**The request**
Find each line with the word "Pinon" in it, then give the total alone.

Extracted records:
**********

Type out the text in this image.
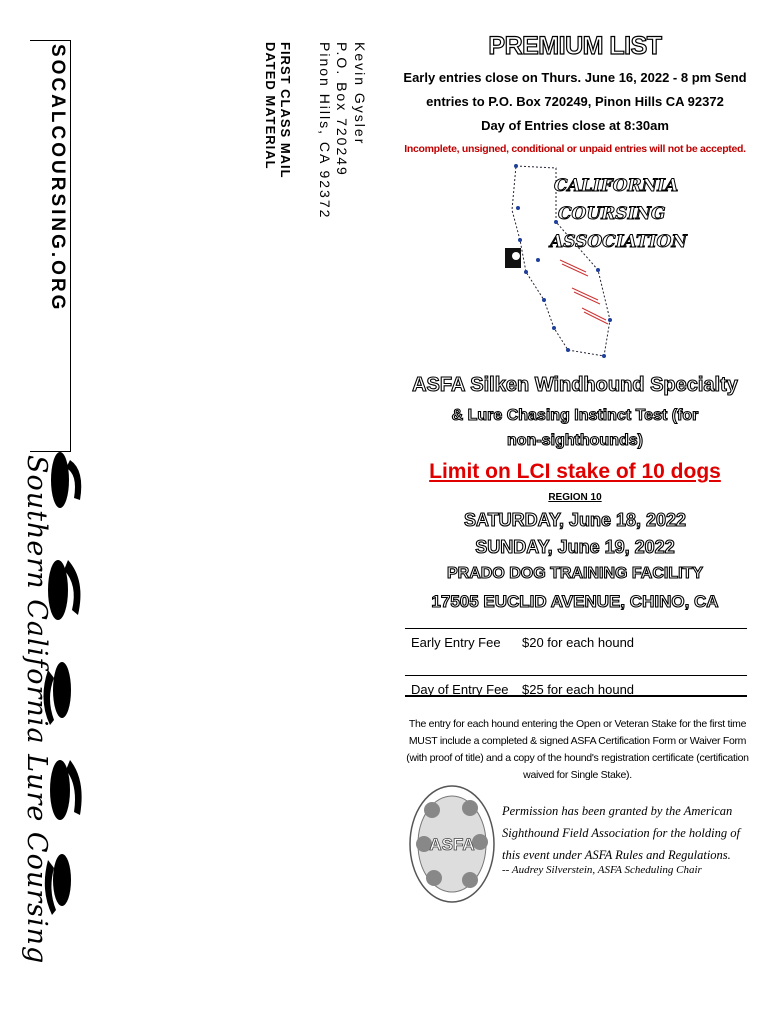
SOCALCOURSING.ORG	Kevin Gysler
P.O. Box 720249
Pinon Hills, CA 92372
FIRST CLASS MAIL
DATED MATERIAL
Southern California Lure Coursing
PREMIUM LIST
Early entries close on Thurs. June 16, 2022 - 8 pm Send
entries to P.O. Box 720249, Pinon Hills CA 92372
Day of Entries close at 8:30am
Incomplete, unsigned, conditional or unpaid entries will not be accepted.
CALIFORNIA
COURSING
ASSOCIATION
ASFA Silken Windhound Specialty
& Lure Chasing Instinct Test (for
non-sighthounds)
Limit on LCI stake of 10 dogs
REGION 10
SATURDAY, June 18, 2022
SUNDAY, June 19, 2022
PRADO DOG TRAINING FACILITY
17505 EUCLID AVENUE, CHINO, CA
Early Entry Fee $20 for each hound
Day of Entry Fee $25 for each hound
The entry for each hound entering the Open or Veteran Stake for the first time MUST include a completed & signed ASFA Certification Form or Waiver Form (with proof of title) and a copy of the hound's registration certificate (certification waived for Single Stake).
ASFA
Permission has been granted by the American Sighthound Field Association for the holding of this event under ASFA Rules and Regulations.
-- Audrey Silverstein, ASFA Scheduling Chair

**********

**Exercise answer**
2